[Requirement]
Write out the material exactly, without any of its pictures.

BEGIN Material shown

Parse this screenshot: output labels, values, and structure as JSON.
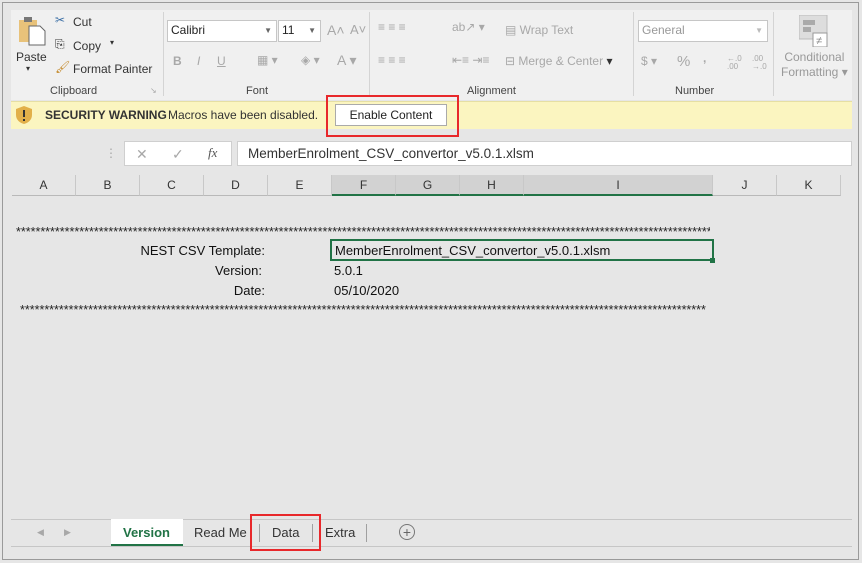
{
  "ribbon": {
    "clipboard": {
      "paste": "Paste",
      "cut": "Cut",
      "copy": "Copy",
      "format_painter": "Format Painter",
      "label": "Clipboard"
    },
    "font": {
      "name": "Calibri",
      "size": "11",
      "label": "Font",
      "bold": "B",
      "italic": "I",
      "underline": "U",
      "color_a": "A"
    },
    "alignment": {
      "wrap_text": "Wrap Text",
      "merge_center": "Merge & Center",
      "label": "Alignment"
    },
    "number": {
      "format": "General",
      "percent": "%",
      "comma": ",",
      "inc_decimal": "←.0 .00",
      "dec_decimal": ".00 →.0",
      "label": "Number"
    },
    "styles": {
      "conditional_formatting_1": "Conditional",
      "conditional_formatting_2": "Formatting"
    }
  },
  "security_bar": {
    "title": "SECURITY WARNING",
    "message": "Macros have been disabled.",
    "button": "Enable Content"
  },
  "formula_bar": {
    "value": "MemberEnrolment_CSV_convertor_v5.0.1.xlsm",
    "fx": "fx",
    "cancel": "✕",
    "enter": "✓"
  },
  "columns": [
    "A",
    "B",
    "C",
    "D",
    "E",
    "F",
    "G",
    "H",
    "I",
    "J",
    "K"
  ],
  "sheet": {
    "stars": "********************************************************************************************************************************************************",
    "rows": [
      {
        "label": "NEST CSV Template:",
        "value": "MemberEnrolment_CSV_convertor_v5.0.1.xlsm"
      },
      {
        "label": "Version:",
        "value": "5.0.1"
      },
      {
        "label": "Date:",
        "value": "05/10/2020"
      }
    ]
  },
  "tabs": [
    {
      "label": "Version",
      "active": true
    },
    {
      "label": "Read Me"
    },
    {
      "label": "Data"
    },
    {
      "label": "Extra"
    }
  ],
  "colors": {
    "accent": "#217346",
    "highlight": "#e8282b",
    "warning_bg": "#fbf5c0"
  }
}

END Material shown

[Complete output]
Parse this screenshot: output labels, values, and structure as JSON.
{
  "ribbon": {
    "clipboard": {
      "paste": "Paste",
      "cut": "Cut",
      "copy": "Copy",
      "format_painter": "Format Painter",
      "label": "Clipboard"
    },
    "font": {
      "name": "Calibri",
      "size": "11",
      "label": "Font",
      "bold": "B",
      "italic": "I",
      "underline": "U",
      "color_a": "A"
    },
    "alignment": {
      "wrap_text": "Wrap Text",
      "merge_center": "Merge & Center",
      "label": "Alignment"
    },
    "number": {
      "format": "General",
      "percent": "%",
      "comma": ",",
      "inc_decimal": "←.0 .00",
      "dec_decimal": ".00 →.0",
      "label": "Number"
    },
    "styles": {
      "conditional_formatting_1": "Conditional",
      "conditional_formatting_2": "Formatting"
    }
  },
  "security_bar": {
    "title": "SECURITY WARNING",
    "message": "Macros have been disabled.",
    "button": "Enable Content"
  },
  "formula_bar": {
    "value": "MemberEnrolment_CSV_convertor_v5.0.1.xlsm",
    "fx": "fx",
    "cancel": "✕",
    "enter": "✓"
  },
  "columns": [
    "A",
    "B",
    "C",
    "D",
    "E",
    "F",
    "G",
    "H",
    "I",
    "J",
    "K"
  ],
  "sheet": {
    "stars": "********************************************************************************************************************************************************",
    "rows": [
      {
        "label": "NEST CSV Template:",
        "value": "MemberEnrolment_CSV_convertor_v5.0.1.xlsm"
      },
      {
        "label": "Version:",
        "value": "5.0.1"
      },
      {
        "label": "Date:",
        "value": "05/10/2020"
      }
    ]
  },
  "tabs": [
    {
      "label": "Version",
      "active": true
    },
    {
      "label": "Read Me"
    },
    {
      "label": "Data"
    },
    {
      "label": "Extra"
    }
  ],
  "colors": {
    "accent": "#217346",
    "highlight": "#e8282b",
    "warning_bg": "#fbf5c0"
  }
}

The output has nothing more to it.